The data follows this line. Copy verbatim the line with "What text is on this page?" and each line after it to the end.

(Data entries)
▬▬▬▬▬▬▬▬▬▬

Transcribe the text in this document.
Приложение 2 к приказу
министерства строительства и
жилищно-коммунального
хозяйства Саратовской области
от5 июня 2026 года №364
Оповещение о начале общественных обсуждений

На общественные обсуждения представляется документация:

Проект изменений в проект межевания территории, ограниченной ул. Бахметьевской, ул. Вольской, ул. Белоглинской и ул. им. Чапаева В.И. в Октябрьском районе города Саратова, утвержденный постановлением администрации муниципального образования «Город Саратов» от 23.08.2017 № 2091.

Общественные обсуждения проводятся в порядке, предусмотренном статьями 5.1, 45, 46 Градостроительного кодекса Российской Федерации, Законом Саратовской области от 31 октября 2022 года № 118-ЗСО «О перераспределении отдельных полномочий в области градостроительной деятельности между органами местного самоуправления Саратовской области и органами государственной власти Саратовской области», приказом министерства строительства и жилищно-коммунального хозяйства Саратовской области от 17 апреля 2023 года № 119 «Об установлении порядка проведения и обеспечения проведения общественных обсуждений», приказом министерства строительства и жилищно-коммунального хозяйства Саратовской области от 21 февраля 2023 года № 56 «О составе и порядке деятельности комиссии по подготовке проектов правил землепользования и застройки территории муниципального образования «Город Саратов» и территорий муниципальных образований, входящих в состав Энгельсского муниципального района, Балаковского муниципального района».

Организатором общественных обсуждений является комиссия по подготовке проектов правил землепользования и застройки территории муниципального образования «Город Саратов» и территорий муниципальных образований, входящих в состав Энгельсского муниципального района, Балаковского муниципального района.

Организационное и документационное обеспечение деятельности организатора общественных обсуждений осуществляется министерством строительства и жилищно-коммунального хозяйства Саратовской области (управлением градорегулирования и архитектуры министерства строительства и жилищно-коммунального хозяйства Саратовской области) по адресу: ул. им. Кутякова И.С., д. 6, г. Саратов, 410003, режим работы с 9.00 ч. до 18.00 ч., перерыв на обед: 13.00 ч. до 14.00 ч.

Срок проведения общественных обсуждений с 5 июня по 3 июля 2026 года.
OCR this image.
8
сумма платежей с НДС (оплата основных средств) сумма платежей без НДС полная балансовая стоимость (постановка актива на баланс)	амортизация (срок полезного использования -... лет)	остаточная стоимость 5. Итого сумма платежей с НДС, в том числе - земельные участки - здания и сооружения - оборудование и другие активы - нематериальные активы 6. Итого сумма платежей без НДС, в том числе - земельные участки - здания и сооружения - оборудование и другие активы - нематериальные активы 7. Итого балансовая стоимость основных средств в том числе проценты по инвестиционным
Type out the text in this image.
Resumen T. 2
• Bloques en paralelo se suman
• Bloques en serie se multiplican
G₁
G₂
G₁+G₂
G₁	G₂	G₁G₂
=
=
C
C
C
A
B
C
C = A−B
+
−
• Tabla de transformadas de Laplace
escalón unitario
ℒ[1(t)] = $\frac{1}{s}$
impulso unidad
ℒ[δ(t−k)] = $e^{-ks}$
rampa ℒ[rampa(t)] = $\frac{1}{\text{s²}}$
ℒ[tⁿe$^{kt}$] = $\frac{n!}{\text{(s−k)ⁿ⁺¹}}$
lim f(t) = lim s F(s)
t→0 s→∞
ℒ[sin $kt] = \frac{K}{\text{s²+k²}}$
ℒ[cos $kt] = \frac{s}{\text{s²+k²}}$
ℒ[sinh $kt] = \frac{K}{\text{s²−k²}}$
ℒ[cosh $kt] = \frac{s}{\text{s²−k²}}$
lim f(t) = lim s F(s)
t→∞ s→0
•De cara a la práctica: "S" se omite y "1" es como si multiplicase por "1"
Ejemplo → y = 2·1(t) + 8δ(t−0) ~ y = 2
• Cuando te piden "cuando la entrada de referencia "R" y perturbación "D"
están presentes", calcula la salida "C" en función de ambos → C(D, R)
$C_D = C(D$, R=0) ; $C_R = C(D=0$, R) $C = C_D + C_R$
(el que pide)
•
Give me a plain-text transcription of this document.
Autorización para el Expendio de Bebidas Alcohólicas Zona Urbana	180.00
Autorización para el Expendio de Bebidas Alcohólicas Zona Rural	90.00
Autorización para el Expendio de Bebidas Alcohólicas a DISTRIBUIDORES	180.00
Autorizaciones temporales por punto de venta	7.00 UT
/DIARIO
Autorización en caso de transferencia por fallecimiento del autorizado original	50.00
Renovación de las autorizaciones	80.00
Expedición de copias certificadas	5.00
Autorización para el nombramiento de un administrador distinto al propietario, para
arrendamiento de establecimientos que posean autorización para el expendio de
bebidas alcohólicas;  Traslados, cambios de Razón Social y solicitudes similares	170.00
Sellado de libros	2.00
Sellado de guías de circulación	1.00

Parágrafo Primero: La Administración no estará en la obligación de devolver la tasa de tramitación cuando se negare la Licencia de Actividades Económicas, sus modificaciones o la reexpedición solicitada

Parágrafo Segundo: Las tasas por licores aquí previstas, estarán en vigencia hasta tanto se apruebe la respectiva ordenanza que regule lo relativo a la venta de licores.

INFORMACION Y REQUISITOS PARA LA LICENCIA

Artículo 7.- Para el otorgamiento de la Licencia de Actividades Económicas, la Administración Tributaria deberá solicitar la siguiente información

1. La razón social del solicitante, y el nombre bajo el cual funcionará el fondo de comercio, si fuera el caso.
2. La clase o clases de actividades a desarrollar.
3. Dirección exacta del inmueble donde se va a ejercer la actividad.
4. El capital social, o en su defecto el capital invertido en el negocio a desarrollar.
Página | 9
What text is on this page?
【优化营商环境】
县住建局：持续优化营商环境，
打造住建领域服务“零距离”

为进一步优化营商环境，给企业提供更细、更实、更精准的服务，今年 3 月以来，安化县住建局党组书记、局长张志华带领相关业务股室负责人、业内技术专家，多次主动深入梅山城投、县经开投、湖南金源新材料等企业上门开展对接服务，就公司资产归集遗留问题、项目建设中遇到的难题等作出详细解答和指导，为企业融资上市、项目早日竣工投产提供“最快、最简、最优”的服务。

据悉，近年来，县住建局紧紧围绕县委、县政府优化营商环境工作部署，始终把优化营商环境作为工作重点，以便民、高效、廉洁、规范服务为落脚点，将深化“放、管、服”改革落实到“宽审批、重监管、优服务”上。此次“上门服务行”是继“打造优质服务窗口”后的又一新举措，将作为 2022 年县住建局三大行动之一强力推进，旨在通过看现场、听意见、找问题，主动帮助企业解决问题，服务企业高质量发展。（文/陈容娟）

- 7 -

▬▬▬▬▬▬▬▬▬▬

Expected answer:
What text is on this page?
【优化营商环境】
县住建局：持续优化营商环境，
打造住建领域服务“零距离”

为进一步优化营商环境，给企业提供更细、更实、更精准的服务，今年 3 月以来，安化县住建局党组书记、局长张志华带领相关业务股室负责人、业内技术专家，多次主动深入梅山城投、县经开投、湖南金源新材料等企业上门开展对接服务，就公司资产归集遗留问题、项目建设中遇到的难题等作出详细解答和指导，为企业融资上市、项目早日竣工投产提供“最快、最简、最优”的服务。

据悉，近年来，县住建局紧紧围绕县委、县政府优化营商环境工作部署，始终把优化营商环境作为工作重点，以便民、高效、廉洁、规范服务为落脚点，将深化“放、管、服”改革落实到“宽审批、重监管、优服务”上。此次“上门服务行”是继“打造优质服务窗口”后的又一新举措，将作为 2022 年县住建局三大行动之一强力推进，旨在通过看现场、听意见、找问题，主动帮助企业解决问题，服务企业高质量发展。（文/陈容娟）

- 7 -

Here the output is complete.